WHAT NEEDS TO BE DONE
Find how many lines in the material hold the word "rovina", then state that number and nothing more.

#### INFORMATION PROVIDED

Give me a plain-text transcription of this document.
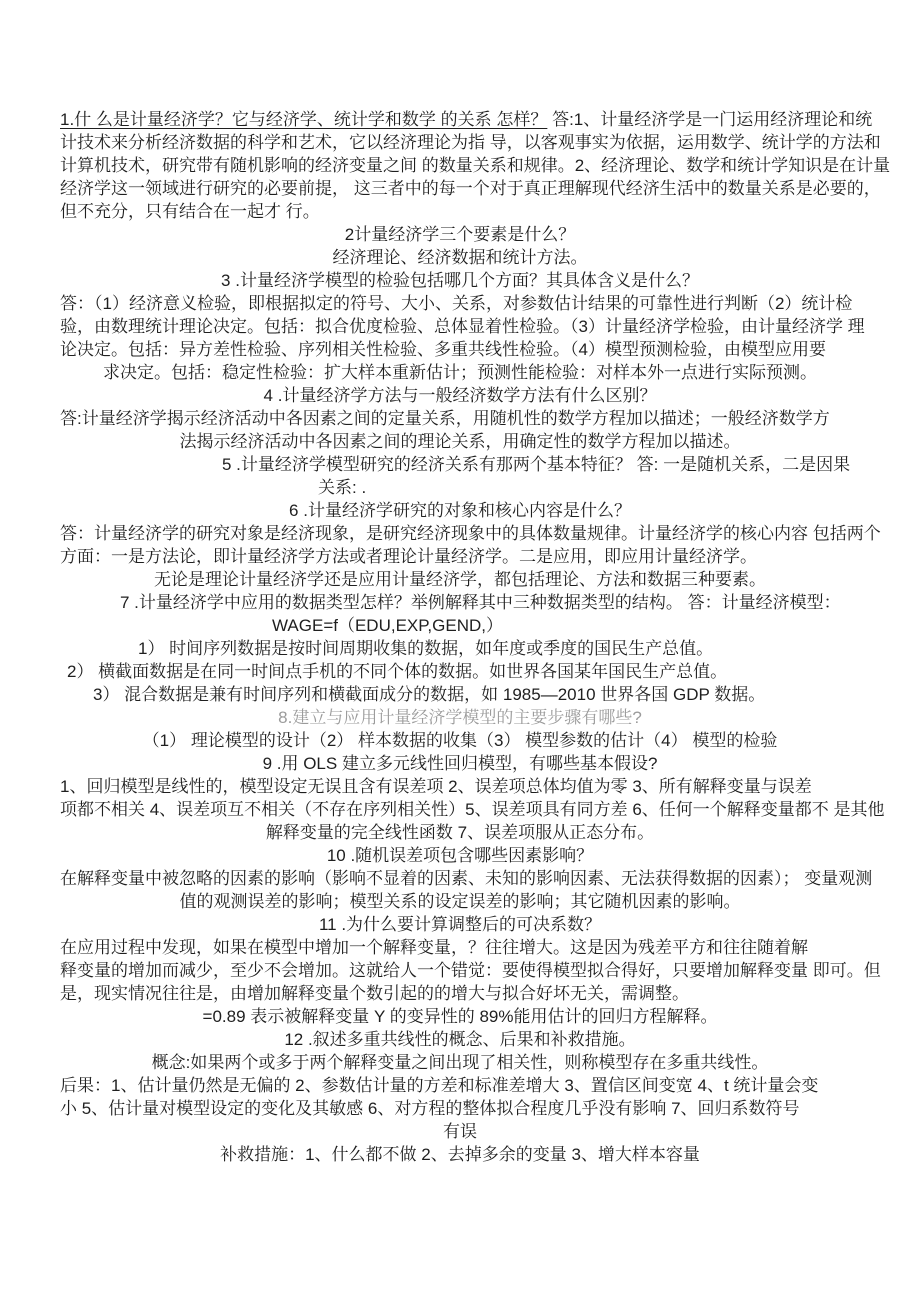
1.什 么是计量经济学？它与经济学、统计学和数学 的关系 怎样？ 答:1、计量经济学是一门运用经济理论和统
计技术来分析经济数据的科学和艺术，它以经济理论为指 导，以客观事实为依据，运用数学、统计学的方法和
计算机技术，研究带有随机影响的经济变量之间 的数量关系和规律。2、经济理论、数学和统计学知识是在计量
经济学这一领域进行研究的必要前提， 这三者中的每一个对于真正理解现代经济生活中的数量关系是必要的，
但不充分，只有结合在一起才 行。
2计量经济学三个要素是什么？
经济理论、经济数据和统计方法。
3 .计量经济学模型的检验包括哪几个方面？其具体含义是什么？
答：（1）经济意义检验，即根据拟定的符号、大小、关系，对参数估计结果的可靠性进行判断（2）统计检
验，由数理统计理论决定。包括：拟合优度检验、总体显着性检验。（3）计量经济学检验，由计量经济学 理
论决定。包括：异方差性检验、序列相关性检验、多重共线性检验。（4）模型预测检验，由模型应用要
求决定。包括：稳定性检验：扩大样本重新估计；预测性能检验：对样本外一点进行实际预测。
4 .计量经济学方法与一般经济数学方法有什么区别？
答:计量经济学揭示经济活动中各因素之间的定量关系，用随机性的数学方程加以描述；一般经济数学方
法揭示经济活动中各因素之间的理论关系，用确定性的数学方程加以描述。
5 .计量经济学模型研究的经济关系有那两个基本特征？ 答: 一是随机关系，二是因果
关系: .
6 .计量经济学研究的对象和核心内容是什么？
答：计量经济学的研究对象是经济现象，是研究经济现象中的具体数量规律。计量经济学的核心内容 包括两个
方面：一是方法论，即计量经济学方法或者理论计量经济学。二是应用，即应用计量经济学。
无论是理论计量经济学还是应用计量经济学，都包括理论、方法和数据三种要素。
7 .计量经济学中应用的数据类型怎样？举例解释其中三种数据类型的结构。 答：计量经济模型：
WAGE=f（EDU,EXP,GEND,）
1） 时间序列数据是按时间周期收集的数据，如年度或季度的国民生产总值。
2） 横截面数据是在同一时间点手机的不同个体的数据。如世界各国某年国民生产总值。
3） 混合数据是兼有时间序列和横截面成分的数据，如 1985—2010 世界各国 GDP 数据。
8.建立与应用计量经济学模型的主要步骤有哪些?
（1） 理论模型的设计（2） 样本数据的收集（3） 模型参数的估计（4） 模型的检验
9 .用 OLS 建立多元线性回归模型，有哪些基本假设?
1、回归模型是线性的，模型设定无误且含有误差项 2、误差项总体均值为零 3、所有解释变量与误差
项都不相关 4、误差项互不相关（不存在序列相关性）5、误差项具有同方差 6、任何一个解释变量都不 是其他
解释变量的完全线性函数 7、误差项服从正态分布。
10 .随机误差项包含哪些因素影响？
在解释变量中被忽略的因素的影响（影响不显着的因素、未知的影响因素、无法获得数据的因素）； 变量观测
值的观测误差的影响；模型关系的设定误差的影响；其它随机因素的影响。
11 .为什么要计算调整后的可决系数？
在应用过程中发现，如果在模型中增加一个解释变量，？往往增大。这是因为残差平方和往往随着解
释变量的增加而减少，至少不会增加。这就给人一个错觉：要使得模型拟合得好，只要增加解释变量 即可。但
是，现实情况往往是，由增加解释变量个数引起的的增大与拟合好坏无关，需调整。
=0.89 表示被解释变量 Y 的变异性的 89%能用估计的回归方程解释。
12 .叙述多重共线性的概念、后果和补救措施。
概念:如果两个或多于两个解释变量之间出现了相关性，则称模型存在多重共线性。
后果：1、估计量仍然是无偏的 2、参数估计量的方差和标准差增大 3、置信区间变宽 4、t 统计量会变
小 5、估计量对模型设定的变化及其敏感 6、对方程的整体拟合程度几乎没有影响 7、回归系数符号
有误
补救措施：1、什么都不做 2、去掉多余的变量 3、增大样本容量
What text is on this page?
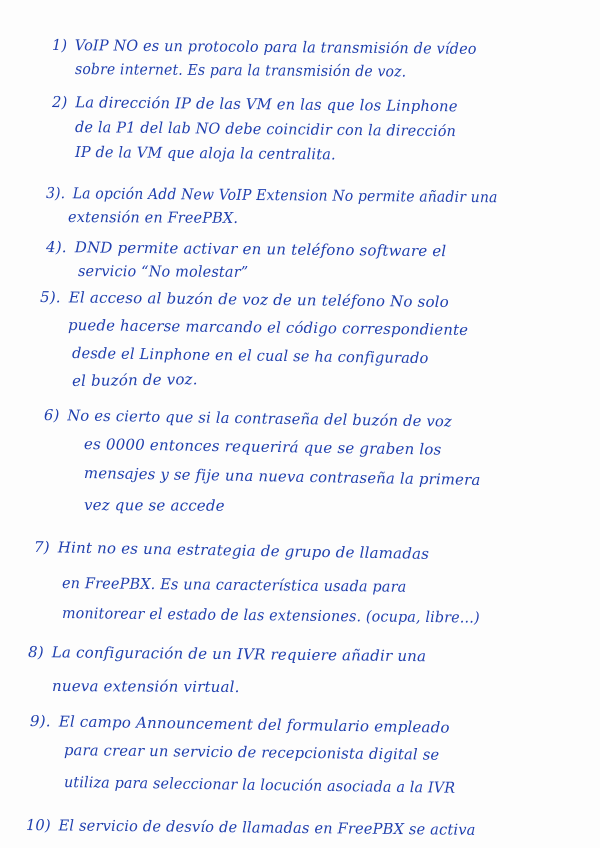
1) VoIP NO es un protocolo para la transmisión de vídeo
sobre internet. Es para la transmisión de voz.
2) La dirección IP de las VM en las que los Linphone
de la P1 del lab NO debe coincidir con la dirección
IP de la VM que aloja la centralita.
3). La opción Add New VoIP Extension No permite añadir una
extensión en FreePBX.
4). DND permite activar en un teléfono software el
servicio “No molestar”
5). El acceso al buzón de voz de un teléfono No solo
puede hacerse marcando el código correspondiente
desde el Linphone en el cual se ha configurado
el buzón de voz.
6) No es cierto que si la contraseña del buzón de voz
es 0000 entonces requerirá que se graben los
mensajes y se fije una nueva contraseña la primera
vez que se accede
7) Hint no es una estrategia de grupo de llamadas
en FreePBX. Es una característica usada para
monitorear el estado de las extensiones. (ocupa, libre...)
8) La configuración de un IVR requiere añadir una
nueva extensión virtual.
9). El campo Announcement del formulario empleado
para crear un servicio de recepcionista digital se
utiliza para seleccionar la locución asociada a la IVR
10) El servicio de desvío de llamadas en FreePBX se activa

########
#### INFORMATION PROVIDED

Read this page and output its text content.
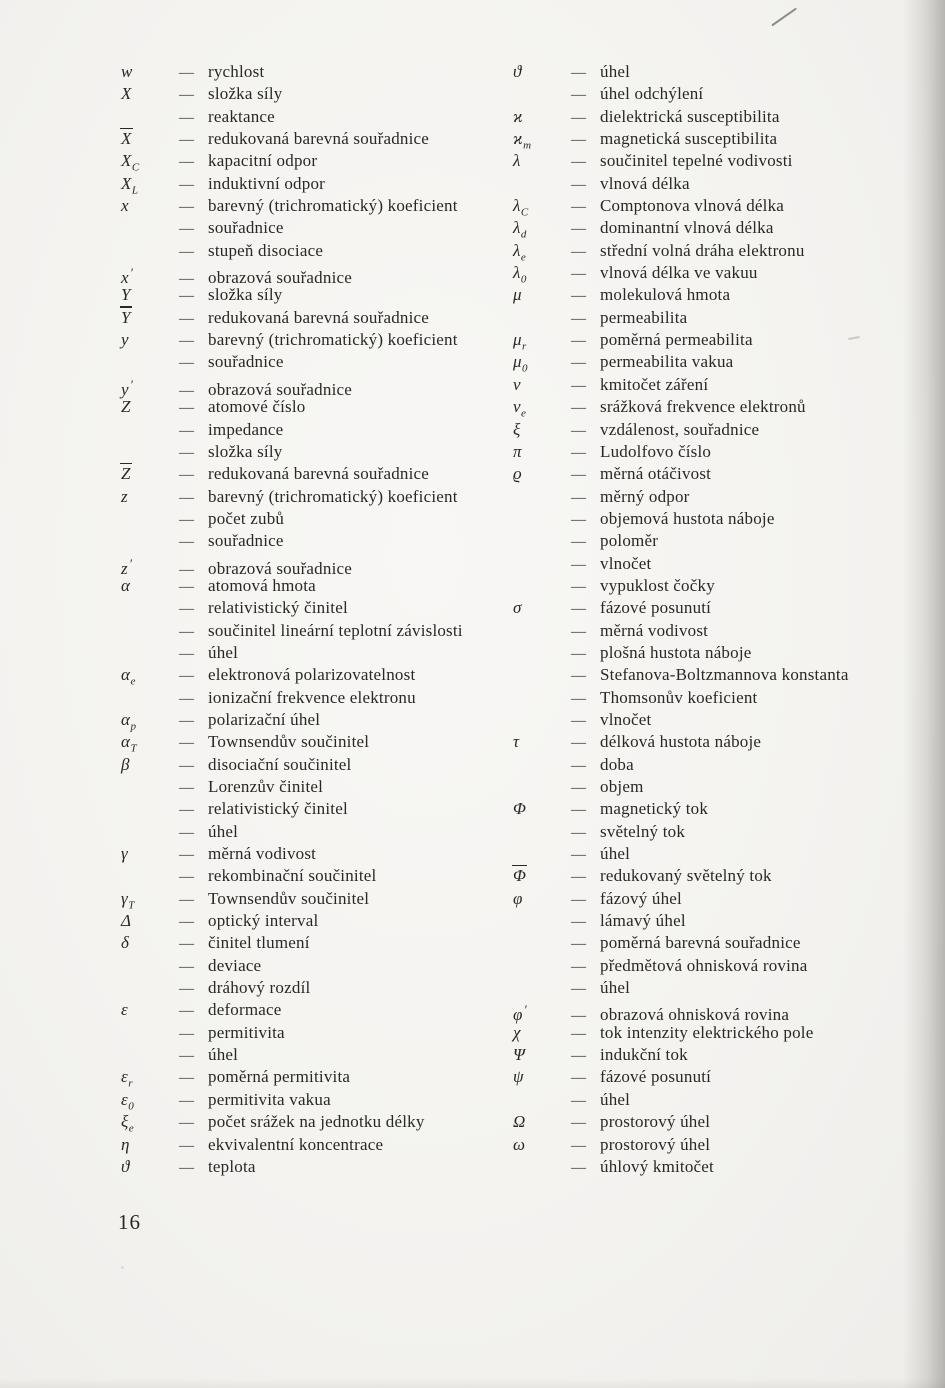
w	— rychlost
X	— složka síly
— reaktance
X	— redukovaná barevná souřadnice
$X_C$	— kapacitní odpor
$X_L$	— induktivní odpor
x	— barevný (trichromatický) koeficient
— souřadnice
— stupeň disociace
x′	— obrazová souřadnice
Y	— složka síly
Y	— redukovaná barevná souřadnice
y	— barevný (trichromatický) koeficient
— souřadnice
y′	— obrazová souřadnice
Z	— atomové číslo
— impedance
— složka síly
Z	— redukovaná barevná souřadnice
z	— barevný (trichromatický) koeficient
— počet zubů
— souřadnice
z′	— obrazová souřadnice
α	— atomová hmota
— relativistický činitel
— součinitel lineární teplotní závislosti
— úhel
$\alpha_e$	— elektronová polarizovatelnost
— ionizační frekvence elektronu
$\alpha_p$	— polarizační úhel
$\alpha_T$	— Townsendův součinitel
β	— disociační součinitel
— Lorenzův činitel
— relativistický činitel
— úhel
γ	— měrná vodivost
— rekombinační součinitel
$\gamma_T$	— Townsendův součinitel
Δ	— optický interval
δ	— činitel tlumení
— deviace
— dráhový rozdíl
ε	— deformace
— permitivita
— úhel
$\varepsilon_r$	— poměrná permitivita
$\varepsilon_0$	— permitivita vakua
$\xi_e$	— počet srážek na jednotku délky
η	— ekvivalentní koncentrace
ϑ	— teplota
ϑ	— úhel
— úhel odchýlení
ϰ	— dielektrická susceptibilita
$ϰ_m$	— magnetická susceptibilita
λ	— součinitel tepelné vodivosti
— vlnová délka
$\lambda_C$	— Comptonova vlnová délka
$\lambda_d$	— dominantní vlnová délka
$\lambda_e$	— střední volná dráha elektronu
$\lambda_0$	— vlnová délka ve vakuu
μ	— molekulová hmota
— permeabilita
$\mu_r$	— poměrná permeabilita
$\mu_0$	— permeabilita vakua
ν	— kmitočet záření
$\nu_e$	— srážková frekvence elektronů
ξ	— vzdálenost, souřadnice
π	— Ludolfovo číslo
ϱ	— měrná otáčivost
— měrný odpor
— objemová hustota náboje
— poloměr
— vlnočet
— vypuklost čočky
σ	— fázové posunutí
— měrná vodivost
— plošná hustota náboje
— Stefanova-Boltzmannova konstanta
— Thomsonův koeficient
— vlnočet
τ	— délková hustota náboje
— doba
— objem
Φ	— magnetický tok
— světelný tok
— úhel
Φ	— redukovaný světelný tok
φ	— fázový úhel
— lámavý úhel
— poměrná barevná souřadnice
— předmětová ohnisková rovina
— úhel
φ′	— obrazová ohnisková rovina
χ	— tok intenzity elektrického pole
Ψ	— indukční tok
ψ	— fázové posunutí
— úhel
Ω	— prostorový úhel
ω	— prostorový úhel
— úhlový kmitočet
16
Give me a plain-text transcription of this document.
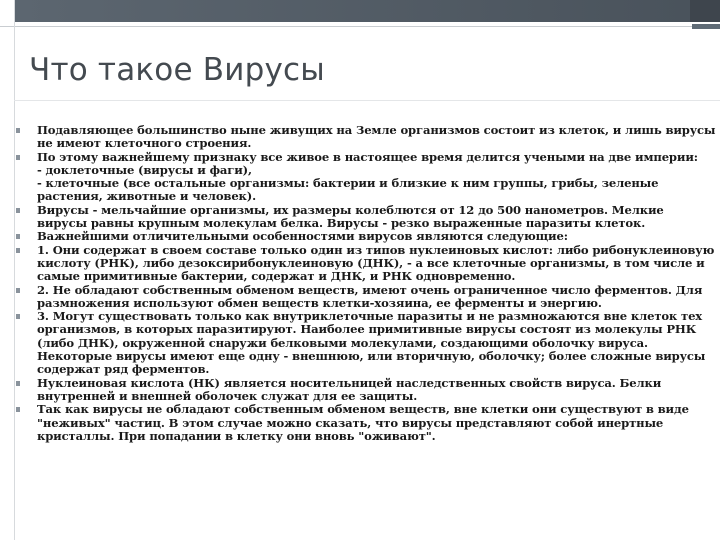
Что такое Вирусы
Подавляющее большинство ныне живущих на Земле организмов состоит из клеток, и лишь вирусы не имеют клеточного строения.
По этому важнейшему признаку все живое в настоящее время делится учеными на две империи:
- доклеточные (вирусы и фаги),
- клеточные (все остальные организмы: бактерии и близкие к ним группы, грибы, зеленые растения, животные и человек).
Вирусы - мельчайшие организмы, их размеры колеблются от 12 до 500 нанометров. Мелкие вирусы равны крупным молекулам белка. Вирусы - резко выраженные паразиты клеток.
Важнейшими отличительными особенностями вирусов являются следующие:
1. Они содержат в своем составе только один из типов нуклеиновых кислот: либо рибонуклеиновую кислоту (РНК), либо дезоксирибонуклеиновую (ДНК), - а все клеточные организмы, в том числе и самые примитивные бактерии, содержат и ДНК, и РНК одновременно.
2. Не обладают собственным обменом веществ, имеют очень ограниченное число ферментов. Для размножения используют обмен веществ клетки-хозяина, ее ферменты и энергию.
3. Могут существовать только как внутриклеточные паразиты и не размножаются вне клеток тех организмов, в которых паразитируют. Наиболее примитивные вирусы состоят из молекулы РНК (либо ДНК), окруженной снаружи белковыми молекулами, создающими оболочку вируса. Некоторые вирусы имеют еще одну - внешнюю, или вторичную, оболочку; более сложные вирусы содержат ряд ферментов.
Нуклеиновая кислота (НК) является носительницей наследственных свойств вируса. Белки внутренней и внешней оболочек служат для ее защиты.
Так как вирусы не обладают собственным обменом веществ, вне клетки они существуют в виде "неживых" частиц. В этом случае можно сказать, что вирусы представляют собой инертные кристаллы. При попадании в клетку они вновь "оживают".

########

PROBLEM SOLUTION
2